>> Begin
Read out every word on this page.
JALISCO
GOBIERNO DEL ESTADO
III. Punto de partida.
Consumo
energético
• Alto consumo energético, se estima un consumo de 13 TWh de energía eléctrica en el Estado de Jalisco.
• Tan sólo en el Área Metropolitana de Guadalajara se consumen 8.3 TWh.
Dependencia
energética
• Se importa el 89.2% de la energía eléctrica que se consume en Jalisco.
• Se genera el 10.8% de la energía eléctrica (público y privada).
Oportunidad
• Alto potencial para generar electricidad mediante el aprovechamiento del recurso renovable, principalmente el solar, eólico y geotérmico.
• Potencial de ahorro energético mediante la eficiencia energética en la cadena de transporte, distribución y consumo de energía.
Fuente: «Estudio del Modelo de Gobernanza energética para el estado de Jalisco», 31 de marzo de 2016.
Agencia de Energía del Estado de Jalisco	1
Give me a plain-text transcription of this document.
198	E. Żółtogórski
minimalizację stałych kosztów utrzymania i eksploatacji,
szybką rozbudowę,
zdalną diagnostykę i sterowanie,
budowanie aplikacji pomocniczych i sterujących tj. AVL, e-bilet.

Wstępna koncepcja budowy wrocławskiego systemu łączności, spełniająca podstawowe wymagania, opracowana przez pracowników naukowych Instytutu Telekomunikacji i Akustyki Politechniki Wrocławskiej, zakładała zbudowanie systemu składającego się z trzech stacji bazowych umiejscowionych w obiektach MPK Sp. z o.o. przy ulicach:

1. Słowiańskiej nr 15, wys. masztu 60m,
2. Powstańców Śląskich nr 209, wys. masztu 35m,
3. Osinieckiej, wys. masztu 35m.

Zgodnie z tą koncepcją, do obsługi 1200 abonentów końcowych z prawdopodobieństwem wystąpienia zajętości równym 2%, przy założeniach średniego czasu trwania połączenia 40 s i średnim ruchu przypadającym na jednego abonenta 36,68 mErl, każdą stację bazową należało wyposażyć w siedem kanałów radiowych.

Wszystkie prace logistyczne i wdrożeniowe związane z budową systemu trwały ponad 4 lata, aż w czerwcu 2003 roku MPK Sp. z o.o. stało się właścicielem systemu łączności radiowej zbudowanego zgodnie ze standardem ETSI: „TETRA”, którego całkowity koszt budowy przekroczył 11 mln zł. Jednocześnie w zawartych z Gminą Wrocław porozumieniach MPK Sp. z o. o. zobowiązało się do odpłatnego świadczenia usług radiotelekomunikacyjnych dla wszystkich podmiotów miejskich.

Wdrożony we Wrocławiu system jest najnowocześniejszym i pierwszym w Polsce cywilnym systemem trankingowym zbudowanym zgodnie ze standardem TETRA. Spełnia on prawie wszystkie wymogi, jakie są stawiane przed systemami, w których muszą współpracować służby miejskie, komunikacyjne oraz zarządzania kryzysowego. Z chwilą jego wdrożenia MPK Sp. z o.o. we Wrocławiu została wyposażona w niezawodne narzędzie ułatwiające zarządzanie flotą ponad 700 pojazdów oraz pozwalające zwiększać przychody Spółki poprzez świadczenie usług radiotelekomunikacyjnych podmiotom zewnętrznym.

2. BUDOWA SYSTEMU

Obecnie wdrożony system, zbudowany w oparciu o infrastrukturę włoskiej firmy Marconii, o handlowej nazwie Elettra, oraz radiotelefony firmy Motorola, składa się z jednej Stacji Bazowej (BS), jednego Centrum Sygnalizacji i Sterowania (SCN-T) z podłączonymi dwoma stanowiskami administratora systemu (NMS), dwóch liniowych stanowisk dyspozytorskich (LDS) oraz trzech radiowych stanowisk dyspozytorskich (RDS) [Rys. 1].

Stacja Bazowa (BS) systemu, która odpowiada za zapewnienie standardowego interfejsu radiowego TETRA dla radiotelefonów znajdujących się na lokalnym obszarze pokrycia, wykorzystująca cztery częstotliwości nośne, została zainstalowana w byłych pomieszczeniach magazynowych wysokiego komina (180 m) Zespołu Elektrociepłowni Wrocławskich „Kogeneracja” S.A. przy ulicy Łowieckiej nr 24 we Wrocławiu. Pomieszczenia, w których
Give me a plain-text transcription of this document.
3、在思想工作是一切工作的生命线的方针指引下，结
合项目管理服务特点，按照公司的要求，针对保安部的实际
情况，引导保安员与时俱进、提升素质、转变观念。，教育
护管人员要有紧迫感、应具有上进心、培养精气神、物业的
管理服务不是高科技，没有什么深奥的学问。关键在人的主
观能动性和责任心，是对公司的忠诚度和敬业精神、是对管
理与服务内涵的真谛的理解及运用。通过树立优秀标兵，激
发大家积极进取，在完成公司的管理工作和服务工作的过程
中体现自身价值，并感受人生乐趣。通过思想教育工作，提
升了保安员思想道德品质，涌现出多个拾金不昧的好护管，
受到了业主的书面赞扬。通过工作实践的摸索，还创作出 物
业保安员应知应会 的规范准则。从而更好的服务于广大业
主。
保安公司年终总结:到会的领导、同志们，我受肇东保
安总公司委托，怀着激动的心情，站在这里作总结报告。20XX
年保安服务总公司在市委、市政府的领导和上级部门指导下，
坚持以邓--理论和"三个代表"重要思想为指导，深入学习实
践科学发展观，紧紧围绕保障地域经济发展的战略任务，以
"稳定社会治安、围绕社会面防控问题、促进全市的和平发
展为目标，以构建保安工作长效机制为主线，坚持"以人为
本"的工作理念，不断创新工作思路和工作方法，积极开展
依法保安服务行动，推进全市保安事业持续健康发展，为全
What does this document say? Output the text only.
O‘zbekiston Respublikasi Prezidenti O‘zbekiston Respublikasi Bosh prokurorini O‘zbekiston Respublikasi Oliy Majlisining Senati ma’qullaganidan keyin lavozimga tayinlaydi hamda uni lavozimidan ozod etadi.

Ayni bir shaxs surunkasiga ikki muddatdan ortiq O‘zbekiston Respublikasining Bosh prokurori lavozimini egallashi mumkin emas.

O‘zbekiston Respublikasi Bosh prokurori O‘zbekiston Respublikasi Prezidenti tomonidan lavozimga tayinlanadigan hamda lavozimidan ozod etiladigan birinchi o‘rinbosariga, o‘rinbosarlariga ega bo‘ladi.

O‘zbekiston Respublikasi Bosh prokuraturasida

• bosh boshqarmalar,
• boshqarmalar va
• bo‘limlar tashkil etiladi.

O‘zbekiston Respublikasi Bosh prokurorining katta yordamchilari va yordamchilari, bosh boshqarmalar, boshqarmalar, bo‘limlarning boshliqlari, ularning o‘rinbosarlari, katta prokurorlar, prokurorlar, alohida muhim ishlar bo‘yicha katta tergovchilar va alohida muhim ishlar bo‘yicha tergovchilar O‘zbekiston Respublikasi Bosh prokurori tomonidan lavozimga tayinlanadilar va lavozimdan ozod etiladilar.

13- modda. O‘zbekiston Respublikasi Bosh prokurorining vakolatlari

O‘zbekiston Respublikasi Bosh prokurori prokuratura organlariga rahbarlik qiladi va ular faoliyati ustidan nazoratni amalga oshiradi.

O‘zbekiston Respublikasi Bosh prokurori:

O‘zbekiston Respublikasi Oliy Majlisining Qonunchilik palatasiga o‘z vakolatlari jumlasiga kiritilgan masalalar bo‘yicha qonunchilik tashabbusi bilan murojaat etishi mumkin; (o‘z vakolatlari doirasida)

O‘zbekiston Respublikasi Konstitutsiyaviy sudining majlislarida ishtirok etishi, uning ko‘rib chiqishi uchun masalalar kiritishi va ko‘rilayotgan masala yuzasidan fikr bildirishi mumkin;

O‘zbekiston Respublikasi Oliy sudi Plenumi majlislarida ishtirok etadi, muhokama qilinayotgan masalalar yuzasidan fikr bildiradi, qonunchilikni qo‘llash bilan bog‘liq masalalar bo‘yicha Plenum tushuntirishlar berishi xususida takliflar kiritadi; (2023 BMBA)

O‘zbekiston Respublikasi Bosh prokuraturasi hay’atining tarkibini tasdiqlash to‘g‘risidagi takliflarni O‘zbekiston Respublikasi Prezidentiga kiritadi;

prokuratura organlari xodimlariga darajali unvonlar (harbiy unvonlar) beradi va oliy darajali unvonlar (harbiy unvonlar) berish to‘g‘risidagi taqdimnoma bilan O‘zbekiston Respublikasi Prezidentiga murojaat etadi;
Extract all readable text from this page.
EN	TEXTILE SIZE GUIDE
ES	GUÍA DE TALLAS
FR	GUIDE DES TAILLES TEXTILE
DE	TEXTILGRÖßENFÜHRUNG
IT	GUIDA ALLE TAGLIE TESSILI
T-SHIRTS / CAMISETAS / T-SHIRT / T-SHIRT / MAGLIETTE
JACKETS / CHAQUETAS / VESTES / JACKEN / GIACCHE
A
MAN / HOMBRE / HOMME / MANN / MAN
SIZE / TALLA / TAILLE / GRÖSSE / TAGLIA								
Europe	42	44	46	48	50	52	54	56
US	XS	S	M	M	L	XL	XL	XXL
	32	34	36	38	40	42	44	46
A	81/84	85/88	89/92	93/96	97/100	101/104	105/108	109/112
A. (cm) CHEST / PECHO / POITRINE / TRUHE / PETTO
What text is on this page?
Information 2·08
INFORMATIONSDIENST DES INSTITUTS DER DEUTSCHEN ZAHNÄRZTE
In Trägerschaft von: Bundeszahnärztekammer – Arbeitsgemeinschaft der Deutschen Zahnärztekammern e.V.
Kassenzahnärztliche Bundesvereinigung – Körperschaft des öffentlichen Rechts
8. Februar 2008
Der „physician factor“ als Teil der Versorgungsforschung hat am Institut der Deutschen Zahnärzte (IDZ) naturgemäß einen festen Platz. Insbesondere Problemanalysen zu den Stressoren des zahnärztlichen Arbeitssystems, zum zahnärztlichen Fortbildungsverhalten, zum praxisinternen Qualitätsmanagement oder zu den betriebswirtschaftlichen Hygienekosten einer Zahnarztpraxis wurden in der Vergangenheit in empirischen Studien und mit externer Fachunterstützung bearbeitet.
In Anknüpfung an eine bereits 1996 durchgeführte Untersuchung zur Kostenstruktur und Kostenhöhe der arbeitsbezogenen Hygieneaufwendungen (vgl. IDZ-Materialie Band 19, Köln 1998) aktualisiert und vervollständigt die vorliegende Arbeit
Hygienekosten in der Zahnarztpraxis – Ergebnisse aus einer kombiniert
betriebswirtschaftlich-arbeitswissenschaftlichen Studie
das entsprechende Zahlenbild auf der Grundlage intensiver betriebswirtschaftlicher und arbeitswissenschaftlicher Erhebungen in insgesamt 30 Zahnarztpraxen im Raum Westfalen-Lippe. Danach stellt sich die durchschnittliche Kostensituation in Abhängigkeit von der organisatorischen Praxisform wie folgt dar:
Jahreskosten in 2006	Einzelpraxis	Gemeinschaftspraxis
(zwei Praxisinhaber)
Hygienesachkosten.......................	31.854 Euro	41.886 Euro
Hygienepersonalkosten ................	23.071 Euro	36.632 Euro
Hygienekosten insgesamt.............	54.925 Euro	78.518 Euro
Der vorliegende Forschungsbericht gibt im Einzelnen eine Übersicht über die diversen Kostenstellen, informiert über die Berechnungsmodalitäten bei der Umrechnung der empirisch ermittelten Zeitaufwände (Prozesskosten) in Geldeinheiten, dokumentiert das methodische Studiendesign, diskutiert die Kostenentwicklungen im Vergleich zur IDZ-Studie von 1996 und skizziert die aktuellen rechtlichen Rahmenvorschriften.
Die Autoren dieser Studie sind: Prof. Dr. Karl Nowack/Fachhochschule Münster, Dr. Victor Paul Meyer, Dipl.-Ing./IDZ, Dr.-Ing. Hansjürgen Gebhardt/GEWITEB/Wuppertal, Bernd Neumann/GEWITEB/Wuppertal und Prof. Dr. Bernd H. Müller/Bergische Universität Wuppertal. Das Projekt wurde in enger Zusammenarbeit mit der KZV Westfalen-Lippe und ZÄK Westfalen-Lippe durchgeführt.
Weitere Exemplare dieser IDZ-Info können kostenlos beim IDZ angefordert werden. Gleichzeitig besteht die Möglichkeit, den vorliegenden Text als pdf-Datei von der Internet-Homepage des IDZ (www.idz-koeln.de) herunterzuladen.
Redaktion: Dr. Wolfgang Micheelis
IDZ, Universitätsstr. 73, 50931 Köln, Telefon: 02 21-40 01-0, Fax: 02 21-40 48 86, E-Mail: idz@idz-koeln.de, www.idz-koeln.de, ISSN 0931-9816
>> End
Collect every line from the records above that contains the word "radiotelekomunikacyjnych".

Wszystkie prace logistyczne i wdrożeniowe związane z budową systemu trwały ponad 4 lata, aż w czerwcu 2003 roku MPK Sp. z o.o. stało się właścicielem systemu łączności radiowej zbudowanego zgodnie ze standardem ETSI: „TETRA”, którego całkowity koszt budowy przekroczył 11 mln zł. Jednocześnie w zawartych z Gminą Wrocław porozumieniach MPK Sp. z o. o. zobowiązało się do odpłatnego świadczenia usług radiotelekomunikacyjnych dla wszystkich podmiotów miejskich.
Wdrożony we Wrocławiu system jest najnowocześniejszym i pierwszym w Polsce cywilnym systemem trankingowym zbudowanym zgodnie ze standardem TETRA. Spełnia on prawie wszystkie wymogi, jakie są stawiane przed systemami, w których muszą współpracować służby miejskie, komunikacyjne oraz zarządzania kryzysowego. Z chwilą jego wdrożenia MPK Sp. z o.o. we Wrocławiu została wyposażona w niezawodne narzędzie ułatwiające zarządzanie flotą ponad 700 pojazdów oraz pozwalające zwiększać przychody Spółki poprzez świadczenie usług radiotelekomunikacyjnych podmiotom zewnętrznym.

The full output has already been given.